Entries -
________________________
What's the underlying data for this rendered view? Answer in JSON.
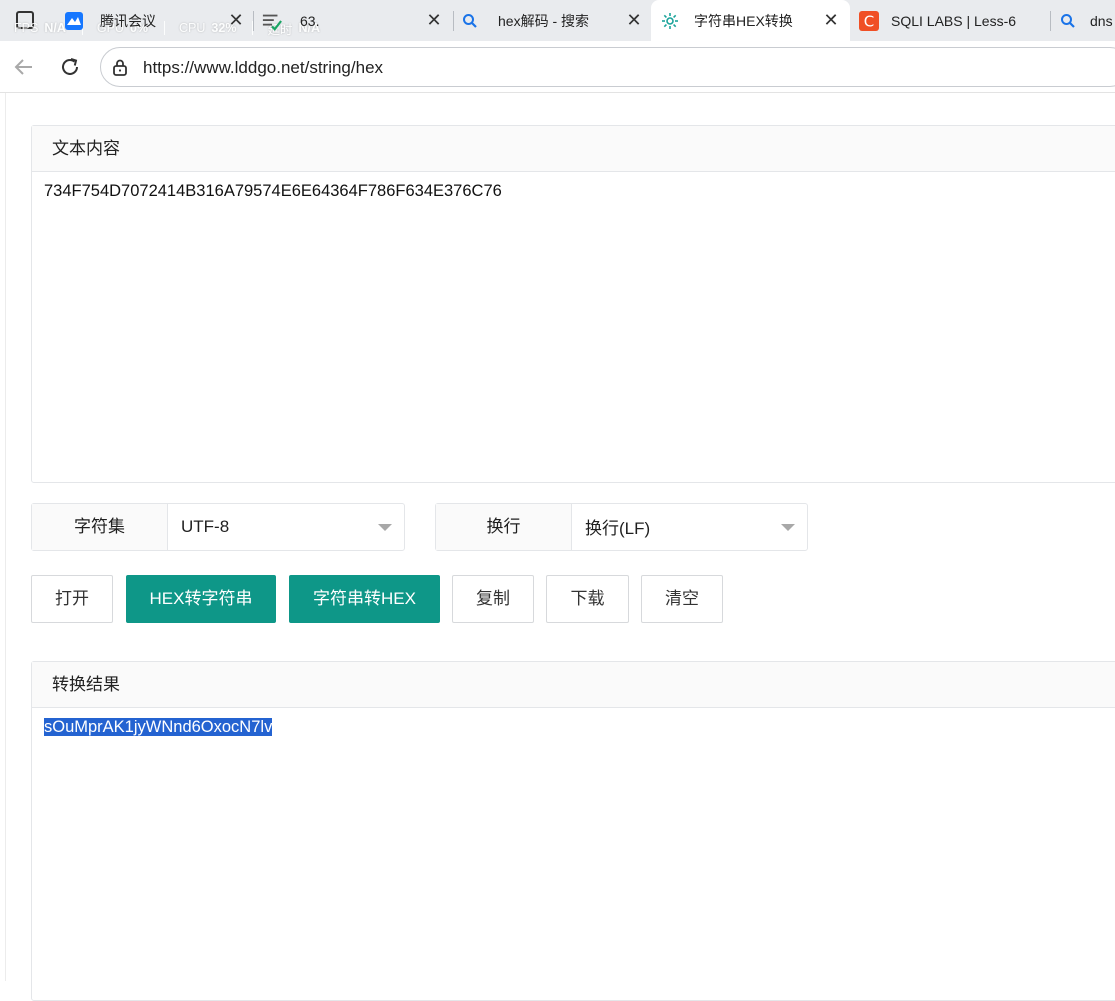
{
  "perf_overlay": {
    "fps_label": "FPS",
    "fps_value": "N/A",
    "gpu_label": "GPU",
    "gpu_value": "0%",
    "cpu_label": "CPU",
    "cpu_value": "32%",
    "latency_label": "延时",
    "latency_value": "N/A"
  },
  "tabs": [
    {
      "title": "腾讯会议",
      "icon": "tencent-meeting-icon"
    },
    {
      "title": "63.",
      "icon": "checklist-icon"
    },
    {
      "title": "hex解码 - 搜索",
      "icon": "search-icon"
    },
    {
      "title": "字符串HEX转换",
      "icon": "gear-icon",
      "active": true
    },
    {
      "title": "SQLI LABS | Less-6",
      "icon": "c-logo-icon"
    },
    {
      "title": "dns",
      "icon": "search-icon"
    }
  ],
  "address_bar": {
    "url": "https://www.lddgo.net/string/hex"
  },
  "input_panel": {
    "title": "文本内容",
    "content": "734F754D7072414B316A79574E6E64364F786F634E376C76"
  },
  "options": {
    "charset_label": "字符集",
    "charset_value": "UTF-8",
    "newline_label": "换行",
    "newline_value": "换行(LF)"
  },
  "buttons": {
    "open": "打开",
    "hex_to_string": "HEX转字符串",
    "string_to_hex": "字符串转HEX",
    "copy": "复制",
    "download": "下载",
    "clear": "清空"
  },
  "output_panel": {
    "title": "转换结果",
    "content": "sOuMprAK1jyWNnd6OxocN7lv"
  },
  "colors": {
    "primary": "#0e9788",
    "selection": "#2463d1"
  }
}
________________________
What is required - Return every line from the records above that holds the word "title".

Output of the task -
      "title": "腾讯会议",
      "title": "63.",
      "title": "hex解码 - 搜索",
      "title": "字符串HEX转换",
      "title": "SQLI LABS | Less-6",
      "title": "dns",
    "title": "文本内容",
    "title": "转换结果",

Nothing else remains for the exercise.